# THE PROBLEM
Tally the lines holding the string "งหาคม" and reply with that number alone.

# INPUT RECORDS
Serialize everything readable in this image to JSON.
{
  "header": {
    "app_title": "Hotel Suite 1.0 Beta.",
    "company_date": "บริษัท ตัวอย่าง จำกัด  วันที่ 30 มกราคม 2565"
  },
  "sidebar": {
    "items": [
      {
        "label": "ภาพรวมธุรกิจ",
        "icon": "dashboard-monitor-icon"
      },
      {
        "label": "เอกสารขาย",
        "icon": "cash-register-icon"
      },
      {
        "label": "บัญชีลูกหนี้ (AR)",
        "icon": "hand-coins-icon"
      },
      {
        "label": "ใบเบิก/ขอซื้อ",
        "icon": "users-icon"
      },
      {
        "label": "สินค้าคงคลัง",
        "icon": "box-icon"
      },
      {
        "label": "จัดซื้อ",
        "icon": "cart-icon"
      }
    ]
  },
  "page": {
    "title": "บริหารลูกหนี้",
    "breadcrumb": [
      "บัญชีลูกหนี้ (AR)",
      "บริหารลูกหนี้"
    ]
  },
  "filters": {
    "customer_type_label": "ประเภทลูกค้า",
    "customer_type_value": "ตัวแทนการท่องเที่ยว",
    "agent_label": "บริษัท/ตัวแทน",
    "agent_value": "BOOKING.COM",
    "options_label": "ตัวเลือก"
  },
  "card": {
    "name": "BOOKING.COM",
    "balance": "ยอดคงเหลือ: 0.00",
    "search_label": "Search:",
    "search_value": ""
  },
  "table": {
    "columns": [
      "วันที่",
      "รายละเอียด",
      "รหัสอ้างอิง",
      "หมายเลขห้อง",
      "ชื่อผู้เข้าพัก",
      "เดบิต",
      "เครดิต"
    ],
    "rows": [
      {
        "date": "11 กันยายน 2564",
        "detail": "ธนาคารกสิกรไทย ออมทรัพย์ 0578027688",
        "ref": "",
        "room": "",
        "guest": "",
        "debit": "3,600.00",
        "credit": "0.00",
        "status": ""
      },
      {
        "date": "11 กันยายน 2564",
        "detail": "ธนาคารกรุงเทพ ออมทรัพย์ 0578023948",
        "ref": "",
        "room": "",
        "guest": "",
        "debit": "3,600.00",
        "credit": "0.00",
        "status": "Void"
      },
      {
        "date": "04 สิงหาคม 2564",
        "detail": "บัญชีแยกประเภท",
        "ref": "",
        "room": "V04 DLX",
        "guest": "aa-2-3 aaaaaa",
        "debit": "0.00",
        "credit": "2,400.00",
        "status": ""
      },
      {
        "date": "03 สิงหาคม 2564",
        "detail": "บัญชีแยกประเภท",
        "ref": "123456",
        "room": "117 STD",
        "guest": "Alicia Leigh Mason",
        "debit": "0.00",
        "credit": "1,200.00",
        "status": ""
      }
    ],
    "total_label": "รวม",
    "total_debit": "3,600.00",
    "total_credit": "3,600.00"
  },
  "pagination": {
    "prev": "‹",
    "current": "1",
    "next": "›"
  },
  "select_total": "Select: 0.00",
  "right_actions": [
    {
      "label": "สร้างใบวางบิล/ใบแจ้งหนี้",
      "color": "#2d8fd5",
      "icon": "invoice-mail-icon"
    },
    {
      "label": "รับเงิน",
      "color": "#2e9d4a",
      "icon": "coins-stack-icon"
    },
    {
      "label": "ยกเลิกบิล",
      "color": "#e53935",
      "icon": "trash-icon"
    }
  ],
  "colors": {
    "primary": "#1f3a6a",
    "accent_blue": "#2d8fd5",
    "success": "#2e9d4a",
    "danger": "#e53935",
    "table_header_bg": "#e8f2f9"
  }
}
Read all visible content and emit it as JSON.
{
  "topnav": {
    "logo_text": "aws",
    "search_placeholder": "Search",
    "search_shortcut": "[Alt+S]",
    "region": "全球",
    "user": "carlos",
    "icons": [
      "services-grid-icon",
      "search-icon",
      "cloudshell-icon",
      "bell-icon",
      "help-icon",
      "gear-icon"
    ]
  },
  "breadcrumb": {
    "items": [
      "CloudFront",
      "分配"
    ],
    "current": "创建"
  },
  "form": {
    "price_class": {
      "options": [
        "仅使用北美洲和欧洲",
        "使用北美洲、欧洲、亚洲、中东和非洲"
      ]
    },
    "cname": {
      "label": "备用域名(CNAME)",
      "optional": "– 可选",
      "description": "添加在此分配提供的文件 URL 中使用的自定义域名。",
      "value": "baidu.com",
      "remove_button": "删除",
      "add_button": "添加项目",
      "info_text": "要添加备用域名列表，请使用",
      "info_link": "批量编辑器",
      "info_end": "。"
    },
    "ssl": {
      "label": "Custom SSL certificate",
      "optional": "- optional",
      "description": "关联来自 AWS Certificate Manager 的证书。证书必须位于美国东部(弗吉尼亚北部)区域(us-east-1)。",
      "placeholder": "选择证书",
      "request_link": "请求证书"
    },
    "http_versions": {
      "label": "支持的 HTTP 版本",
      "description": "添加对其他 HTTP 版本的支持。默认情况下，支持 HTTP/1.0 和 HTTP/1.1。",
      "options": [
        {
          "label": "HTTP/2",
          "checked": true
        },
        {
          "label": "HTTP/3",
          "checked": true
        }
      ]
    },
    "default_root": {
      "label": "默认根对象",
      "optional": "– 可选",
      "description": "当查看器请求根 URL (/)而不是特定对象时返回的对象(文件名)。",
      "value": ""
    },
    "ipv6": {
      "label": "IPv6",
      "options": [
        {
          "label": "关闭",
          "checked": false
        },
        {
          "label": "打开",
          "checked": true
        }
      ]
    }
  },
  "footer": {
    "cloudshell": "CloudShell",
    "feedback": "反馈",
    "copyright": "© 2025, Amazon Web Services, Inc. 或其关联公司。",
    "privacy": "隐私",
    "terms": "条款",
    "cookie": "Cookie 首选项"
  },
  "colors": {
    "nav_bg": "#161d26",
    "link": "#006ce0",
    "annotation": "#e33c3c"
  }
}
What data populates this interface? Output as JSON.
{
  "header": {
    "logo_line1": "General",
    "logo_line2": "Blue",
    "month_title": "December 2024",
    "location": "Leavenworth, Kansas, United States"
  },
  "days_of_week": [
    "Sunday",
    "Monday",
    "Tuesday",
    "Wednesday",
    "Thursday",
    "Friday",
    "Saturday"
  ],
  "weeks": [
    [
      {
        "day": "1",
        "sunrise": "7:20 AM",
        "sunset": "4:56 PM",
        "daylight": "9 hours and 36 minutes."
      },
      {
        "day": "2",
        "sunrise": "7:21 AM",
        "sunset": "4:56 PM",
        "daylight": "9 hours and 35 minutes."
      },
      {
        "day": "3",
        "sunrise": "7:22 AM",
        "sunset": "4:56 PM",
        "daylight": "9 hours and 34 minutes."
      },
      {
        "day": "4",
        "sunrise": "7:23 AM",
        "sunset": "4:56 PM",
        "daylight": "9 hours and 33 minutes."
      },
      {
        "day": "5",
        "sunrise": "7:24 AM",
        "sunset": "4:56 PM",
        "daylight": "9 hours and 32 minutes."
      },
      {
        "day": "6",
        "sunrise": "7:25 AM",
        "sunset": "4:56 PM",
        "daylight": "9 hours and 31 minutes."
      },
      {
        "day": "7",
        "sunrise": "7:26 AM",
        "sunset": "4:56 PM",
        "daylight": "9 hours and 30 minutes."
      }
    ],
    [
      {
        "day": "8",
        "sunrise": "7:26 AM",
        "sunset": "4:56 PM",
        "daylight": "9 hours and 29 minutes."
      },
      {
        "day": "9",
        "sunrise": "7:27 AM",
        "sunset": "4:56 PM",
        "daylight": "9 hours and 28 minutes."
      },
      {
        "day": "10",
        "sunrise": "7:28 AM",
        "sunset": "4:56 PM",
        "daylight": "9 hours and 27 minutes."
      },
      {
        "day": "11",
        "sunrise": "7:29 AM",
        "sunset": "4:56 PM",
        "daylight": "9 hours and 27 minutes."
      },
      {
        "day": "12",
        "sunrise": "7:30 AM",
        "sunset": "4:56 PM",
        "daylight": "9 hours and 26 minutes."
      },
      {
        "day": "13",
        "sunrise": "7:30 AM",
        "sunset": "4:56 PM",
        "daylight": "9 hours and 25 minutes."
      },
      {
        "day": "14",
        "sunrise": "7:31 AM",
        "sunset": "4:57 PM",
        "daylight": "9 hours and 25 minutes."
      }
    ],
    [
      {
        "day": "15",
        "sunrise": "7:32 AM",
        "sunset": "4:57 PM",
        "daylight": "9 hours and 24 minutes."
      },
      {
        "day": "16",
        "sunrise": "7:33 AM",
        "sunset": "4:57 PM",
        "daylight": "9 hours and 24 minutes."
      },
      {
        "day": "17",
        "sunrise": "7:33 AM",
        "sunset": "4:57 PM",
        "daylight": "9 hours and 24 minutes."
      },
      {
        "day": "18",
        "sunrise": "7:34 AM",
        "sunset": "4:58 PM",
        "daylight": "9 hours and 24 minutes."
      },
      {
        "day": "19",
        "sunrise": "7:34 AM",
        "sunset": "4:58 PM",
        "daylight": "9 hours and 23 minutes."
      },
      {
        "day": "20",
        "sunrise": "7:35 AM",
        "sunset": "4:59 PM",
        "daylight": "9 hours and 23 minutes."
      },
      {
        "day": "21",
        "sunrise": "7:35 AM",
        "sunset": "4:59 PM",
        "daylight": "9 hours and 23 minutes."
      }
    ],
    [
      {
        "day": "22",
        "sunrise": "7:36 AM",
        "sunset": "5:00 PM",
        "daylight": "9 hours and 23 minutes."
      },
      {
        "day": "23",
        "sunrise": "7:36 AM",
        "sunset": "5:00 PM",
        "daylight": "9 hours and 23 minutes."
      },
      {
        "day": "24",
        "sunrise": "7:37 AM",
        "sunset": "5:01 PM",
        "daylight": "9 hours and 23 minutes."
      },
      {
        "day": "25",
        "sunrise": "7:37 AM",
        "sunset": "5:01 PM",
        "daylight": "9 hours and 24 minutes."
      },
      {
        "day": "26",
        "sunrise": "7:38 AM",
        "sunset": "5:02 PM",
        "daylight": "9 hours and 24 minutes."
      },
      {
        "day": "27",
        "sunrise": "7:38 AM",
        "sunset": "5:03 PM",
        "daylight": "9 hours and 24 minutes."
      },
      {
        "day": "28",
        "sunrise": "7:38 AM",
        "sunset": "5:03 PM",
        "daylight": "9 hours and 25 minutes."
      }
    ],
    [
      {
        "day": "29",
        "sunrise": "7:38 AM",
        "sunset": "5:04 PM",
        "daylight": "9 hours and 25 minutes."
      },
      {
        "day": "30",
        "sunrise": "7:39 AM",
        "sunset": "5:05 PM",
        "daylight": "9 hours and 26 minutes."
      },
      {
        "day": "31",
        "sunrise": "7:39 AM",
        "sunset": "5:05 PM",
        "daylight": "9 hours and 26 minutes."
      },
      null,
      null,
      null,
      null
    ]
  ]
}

# SOLVED EXERCISE
2